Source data
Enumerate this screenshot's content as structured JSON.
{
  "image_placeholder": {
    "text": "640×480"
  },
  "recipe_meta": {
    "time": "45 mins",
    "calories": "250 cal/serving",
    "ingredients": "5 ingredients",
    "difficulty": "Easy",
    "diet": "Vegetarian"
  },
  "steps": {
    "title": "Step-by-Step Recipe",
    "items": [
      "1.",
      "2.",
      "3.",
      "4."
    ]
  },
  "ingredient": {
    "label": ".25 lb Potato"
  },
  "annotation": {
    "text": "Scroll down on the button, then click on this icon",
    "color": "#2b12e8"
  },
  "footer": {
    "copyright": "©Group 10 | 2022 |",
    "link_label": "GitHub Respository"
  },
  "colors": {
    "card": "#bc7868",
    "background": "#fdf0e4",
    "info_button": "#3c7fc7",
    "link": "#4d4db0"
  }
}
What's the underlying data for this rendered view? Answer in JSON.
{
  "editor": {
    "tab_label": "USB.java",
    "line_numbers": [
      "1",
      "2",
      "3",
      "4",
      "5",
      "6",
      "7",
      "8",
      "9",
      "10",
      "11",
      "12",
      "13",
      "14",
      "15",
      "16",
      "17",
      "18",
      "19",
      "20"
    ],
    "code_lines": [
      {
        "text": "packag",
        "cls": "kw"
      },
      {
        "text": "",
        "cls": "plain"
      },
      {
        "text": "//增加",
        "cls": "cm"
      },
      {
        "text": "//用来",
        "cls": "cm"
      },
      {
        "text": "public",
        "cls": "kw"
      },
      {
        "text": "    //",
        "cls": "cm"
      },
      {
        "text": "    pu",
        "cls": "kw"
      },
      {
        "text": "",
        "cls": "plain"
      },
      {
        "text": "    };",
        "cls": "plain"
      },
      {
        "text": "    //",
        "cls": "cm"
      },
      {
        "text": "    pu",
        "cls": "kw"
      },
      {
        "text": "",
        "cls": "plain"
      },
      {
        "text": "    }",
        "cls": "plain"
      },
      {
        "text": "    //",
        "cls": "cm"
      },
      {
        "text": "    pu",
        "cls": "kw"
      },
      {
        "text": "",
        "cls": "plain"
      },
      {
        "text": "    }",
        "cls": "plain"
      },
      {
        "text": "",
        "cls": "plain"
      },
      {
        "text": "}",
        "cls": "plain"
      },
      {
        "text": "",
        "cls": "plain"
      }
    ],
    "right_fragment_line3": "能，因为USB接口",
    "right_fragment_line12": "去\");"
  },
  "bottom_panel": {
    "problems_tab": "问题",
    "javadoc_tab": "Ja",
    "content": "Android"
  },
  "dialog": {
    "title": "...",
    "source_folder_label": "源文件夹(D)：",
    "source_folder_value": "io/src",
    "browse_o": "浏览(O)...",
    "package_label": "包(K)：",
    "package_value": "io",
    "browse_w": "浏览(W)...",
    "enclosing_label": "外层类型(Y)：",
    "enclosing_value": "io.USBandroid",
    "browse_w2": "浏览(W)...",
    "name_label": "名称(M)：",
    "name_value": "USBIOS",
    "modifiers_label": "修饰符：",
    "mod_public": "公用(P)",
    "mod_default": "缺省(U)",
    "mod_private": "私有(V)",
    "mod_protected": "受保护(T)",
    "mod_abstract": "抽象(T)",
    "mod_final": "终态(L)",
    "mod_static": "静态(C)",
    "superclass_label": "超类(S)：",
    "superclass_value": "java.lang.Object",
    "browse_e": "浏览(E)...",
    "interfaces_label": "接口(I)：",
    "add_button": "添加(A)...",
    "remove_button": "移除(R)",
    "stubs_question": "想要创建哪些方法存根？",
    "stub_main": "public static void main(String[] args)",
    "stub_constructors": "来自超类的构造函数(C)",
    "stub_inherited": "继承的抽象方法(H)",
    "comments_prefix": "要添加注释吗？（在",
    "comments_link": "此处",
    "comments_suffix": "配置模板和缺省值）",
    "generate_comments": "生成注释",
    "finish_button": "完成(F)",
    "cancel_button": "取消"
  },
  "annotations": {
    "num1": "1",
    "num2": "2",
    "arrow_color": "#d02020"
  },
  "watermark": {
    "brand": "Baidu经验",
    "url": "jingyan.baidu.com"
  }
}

• Do this:
Return the whole listing exactly, with every line included.

• The output:
Enumerate this screenshot's content as structured JSON.
{
  "image_placeholder": {
    "text": "640×480"
  },
  "recipe_meta": {
    "time": "45 mins",
    "calories": "250 cal/serving",
    "ingredients": "5 ingredients",
    "difficulty": "Easy",
    "diet": "Vegetarian"
  },
  "steps": {
    "title": "Step-by-Step Recipe",
    "items": [
      "1.",
      "2.",
      "3.",
      "4."
    ]
  },
  "ingredient": {
    "label": ".25 lb Potato"
  },
  "annotation": {
    "text": "Scroll down on the button, then click on this icon",
    "color": "#2b12e8"
  },
  "footer": {
    "copyright": "©Group 10 | 2022 |",
    "link_label": "GitHub Respository"
  },
  "colors": {
    "card": "#bc7868",
    "background": "#fdf0e4",
    "info_button": "#3c7fc7",
    "link": "#4d4db0"
  }
}
What's the underlying data for this rendered view? Answer in JSON.
{
  "editor": {
    "tab_label": "USB.java",
    "line_numbers": [
      "1",
      "2",
      "3",
      "4",
      "5",
      "6",
      "7",
      "8",
      "9",
      "10",
      "11",
      "12",
      "13",
      "14",
      "15",
      "16",
      "17",
      "18",
      "19",
      "20"
    ],
    "code_lines": [
      {
        "text": "packag",
        "cls": "kw"
      },
      {
        "text": "",
        "cls": "plain"
      },
      {
        "text": "//增加",
        "cls": "cm"
      },
      {
        "text": "//用来",
        "cls": "cm"
      },
      {
        "text": "public",
        "cls": "kw"
      },
      {
        "text": "    //",
        "cls": "cm"
      },
      {
        "text": "    pu",
        "cls": "kw"
      },
      {
        "text": "",
        "cls": "plain"
      },
      {
        "text": "    };",
        "cls": "plain"
      },
      {
        "text": "    //",
        "cls": "cm"
      },
      {
        "text": "    pu",
        "cls": "kw"
      },
      {
        "text": "",
        "cls": "plain"
      },
      {
        "text": "    }",
        "cls": "plain"
      },
      {
        "text": "    //",
        "cls": "cm"
      },
      {
        "text": "    pu",
        "cls": "kw"
      },
      {
        "text": "",
        "cls": "plain"
      },
      {
        "text": "    }",
        "cls": "plain"
      },
      {
        "text": "",
        "cls": "plain"
      },
      {
        "text": "}",
        "cls": "plain"
      },
      {
        "text": "",
        "cls": "plain"
      }
    ],
    "right_fragment_line3": "能，因为USB接口",
    "right_fragment_line12": "去\");"
  },
  "bottom_panel": {
    "problems_tab": "问题",
    "javadoc_tab": "Ja",
    "content": "Android"
  },
  "dialog": {
    "title": "...",
    "source_folder_label": "源文件夹(D)：",
    "source_folder_value": "io/src",
    "browse_o": "浏览(O)...",
    "package_label": "包(K)：",
    "package_value": "io",
    "browse_w": "浏览(W)...",
    "enclosing_label": "外层类型(Y)：",
    "enclosing_value": "io.USBandroid",
    "browse_w2": "浏览(W)...",
    "name_label": "名称(M)：",
    "name_value": "USBIOS",
    "modifiers_label": "修饰符：",
    "mod_public": "公用(P)",
    "mod_default": "缺省(U)",
    "mod_private": "私有(V)",
    "mod_protected": "受保护(T)",
    "mod_abstract": "抽象(T)",
    "mod_final": "终态(L)",
    "mod_static": "静态(C)",
    "superclass_label": "超类(S)：",
    "superclass_value": "java.lang.Object",
    "browse_e": "浏览(E)...",
    "interfaces_label": "接口(I)：",
    "add_button": "添加(A)...",
    "remove_button": "移除(R)",
    "stubs_question": "想要创建哪些方法存根？",
    "stub_main": "public static void main(String[] args)",
    "stub_constructors": "来自超类的构造函数(C)",
    "stub_inherited": "继承的抽象方法(H)",
    "comments_prefix": "要添加注释吗？（在",
    "comments_link": "此处",
    "comments_suffix": "配置模板和缺省值）",
    "generate_comments": "生成注释",
    "finish_button": "完成(F)",
    "cancel_button": "取消"
  },
  "annotations": {
    "num1": "1",
    "num2": "2",
    "arrow_color": "#d02020"
  },
  "watermark": {
    "brand": "Baidu经验",
    "url": "jingyan.baidu.com"
  }
}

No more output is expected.